Copy each entry as it stands, leaving nothing out.

Start DATA ROWS

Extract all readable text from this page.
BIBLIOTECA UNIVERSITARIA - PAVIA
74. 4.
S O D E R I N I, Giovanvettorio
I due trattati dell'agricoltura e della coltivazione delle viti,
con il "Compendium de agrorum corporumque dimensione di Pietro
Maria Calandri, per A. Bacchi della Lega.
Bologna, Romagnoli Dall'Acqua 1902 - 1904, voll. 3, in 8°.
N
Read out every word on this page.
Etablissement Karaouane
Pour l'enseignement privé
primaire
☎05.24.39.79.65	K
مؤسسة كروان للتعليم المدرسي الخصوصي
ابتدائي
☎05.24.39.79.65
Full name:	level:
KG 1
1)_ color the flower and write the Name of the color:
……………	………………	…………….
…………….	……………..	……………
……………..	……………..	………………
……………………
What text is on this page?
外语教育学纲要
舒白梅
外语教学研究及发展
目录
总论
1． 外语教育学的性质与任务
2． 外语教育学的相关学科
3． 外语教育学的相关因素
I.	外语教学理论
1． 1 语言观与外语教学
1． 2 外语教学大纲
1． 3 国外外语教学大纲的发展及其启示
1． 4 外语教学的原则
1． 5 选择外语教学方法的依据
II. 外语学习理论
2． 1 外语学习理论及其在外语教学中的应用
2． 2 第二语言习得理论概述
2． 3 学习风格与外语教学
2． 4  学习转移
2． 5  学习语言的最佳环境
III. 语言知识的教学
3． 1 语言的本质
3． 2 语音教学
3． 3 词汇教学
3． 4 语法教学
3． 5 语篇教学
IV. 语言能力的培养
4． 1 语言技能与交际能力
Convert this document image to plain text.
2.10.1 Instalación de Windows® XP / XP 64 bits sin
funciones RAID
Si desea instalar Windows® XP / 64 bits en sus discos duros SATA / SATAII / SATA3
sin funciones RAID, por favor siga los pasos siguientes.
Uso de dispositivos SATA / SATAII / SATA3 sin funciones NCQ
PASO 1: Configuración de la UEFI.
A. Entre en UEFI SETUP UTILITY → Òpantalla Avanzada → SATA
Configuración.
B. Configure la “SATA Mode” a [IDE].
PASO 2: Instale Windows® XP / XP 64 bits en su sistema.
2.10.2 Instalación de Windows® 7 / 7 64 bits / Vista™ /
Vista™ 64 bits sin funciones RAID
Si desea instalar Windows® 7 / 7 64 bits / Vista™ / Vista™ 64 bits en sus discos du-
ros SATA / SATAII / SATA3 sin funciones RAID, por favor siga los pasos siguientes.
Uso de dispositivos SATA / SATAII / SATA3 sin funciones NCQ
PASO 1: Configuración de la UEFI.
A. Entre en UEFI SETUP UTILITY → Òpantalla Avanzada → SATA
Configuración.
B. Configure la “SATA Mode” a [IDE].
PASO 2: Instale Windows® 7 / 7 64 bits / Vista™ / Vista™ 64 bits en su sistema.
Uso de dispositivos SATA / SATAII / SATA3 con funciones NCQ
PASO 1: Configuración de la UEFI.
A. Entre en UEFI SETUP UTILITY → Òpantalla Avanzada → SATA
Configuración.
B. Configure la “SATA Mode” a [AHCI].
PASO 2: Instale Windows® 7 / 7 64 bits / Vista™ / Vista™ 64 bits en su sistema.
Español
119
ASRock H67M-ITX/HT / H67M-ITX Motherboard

End DATA ROWS

THE RESPONSE ▸
Extract all readable text from this page.
BIBLIOTECA UNIVERSITARIA - PAVIA
74. 4.
S O D E R I N I, Giovanvettorio
I due trattati dell'agricoltura e della coltivazione delle viti,
con il "Compendium de agrorum corporumque dimensione di Pietro
Maria Calandri, per A. Bacchi della Lega.
Bologna, Romagnoli Dall'Acqua 1902 - 1904, voll. 3, in 8°.
N
Read out every word on this page.
Etablissement Karaouane
Pour l'enseignement privé
primaire
☎05.24.39.79.65	K
مؤسسة كروان للتعليم المدرسي الخصوصي
ابتدائي
☎05.24.39.79.65
Full name:	level:
KG 1
1)_ color the flower and write the Name of the color:
……………	………………	…………….
…………….	……………..	……………
……………..	……………..	………………
……………………
What text is on this page?
外语教育学纲要
舒白梅
外语教学研究及发展
目录
总论
1． 外语教育学的性质与任务
2． 外语教育学的相关学科
3． 外语教育学的相关因素
I.	外语教学理论
1． 1 语言观与外语教学
1． 2 外语教学大纲
1． 3 国外外语教学大纲的发展及其启示
1． 4 外语教学的原则
1． 5 选择外语教学方法的依据
II. 外语学习理论
2． 1 外语学习理论及其在外语教学中的应用
2． 2 第二语言习得理论概述
2． 3 学习风格与外语教学
2． 4  学习转移
2． 5  学习语言的最佳环境
III. 语言知识的教学
3． 1 语言的本质
3． 2 语音教学
3． 3 词汇教学
3． 4 语法教学
3． 5 语篇教学
IV. 语言能力的培养
4． 1 语言技能与交际能力
Convert this document image to plain text.
2.10.1 Instalación de Windows® XP / XP 64 bits sin
funciones RAID
Si desea instalar Windows® XP / 64 bits en sus discos duros SATA / SATAII / SATA3
sin funciones RAID, por favor siga los pasos siguientes.
Uso de dispositivos SATA / SATAII / SATA3 sin funciones NCQ
PASO 1: Configuración de la UEFI.
A. Entre en UEFI SETUP UTILITY → Òpantalla Avanzada → SATA
Configuración.
B. Configure la “SATA Mode” a [IDE].
PASO 2: Instale Windows® XP / XP 64 bits en su sistema.
2.10.2 Instalación de Windows® 7 / 7 64 bits / Vista™ /
Vista™ 64 bits sin funciones RAID
Si desea instalar Windows® 7 / 7 64 bits / Vista™ / Vista™ 64 bits en sus discos du-
ros SATA / SATAII / SATA3 sin funciones RAID, por favor siga los pasos siguientes.
Uso de dispositivos SATA / SATAII / SATA3 sin funciones NCQ
PASO 1: Configuración de la UEFI.
A. Entre en UEFI SETUP UTILITY → Òpantalla Avanzada → SATA
Configuración.
B. Configure la “SATA Mode” a [IDE].
PASO 2: Instale Windows® 7 / 7 64 bits / Vista™ / Vista™ 64 bits en su sistema.
Uso de dispositivos SATA / SATAII / SATA3 con funciones NCQ
PASO 1: Configuración de la UEFI.
A. Entre en UEFI SETUP UTILITY → Òpantalla Avanzada → SATA
Configuración.
B. Configure la “SATA Mode” a [AHCI].
PASO 2: Instale Windows® 7 / 7 64 bits / Vista™ / Vista™ 64 bits en su sistema.
Español
119
ASRock H67M-ITX/HT / H67M-ITX Motherboard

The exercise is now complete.